> _Instruction_: Write out the entire listing below exactly as it appears, minus any pictures.

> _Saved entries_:

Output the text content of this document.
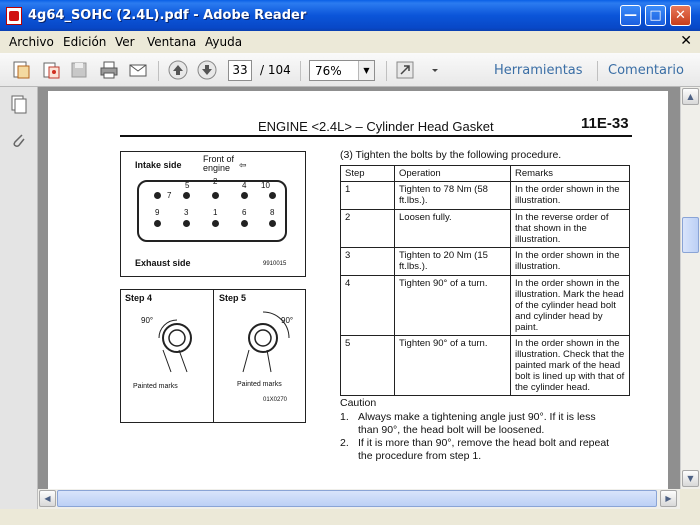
4g64_SOHC (2.4L).pdf - Adobe Reader	— □	✕
Archivo Edición Ver Ventana Ayuda	✕
33	/ 104 76%	▼	Herramientas Comentario
ENGINE <2.4L> – Cylinder Head Gasket	11E-33
Intake side
Front of
engine ⇦
5	2	4 10
7
9	3	1	6	8
Exhaust side	9910015
Step 4	Step 5
90°	90°
Painted marks	Painted marks
01X0270
(3) Tighten the bolts by the following procedure.
Step	Operation	Remarks
1	Tighten to 78 Nm (58 ft.lbs.).	In the order shown in the illustration.
2	Loosen fully.	In the reverse order of that shown in the illustration.
3	Tighten to 20 Nm (15 ft.lbs.).	In the order shown in the illustration.
4	Tighten 90° of a turn.	In the order shown in the illustration. Mark the head of the cylinder head bolt and cylinder head by paint.
5	Tighten 90° of a turn.	In the order shown in the illustration. Check that the painted mark of the head bolt is lined up with that of the cylinder head.
Caution
1. Always make a tightening angle just 90°. If it is less
than 90°, the head bolt will be loosened.
2. If it is more than 90°, remove the head bolt and repeat
the procedure from step 1.
▲
▼
◀	▶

> _Full answer_:
Output the text content of this document.
4g64_SOHC (2.4L).pdf - Adobe Reader	— □	✕
Archivo Edición Ver Ventana Ayuda	✕
33	/ 104 76%	▼	Herramientas Comentario
ENGINE <2.4L> – Cylinder Head Gasket	11E-33
Intake side
Front of
engine ⇦
5	2	4 10
7
9	3	1	6	8
Exhaust side	9910015
Step 4	Step 5
90°	90°
Painted marks	Painted marks
01X0270
(3) Tighten the bolts by the following procedure.
Step	Operation	Remarks
1	Tighten to 78 Nm (58 ft.lbs.).	In the order shown in the illustration.
2	Loosen fully.	In the reverse order of that shown in the illustration.
3	Tighten to 20 Nm (15 ft.lbs.).	In the order shown in the illustration.
4	Tighten 90° of a turn.	In the order shown in the illustration. Mark the head of the cylinder head bolt and cylinder head by paint.
5	Tighten 90° of a turn.	In the order shown in the illustration. Check that the painted mark of the head bolt is lined up with that of the cylinder head.
Caution
1. Always make a tightening angle just 90°. If it is less
than 90°, the head bolt will be loosened.
2. If it is more than 90°, remove the head bolt and repeat
the procedure from step 1.
▲
▼
◀	▶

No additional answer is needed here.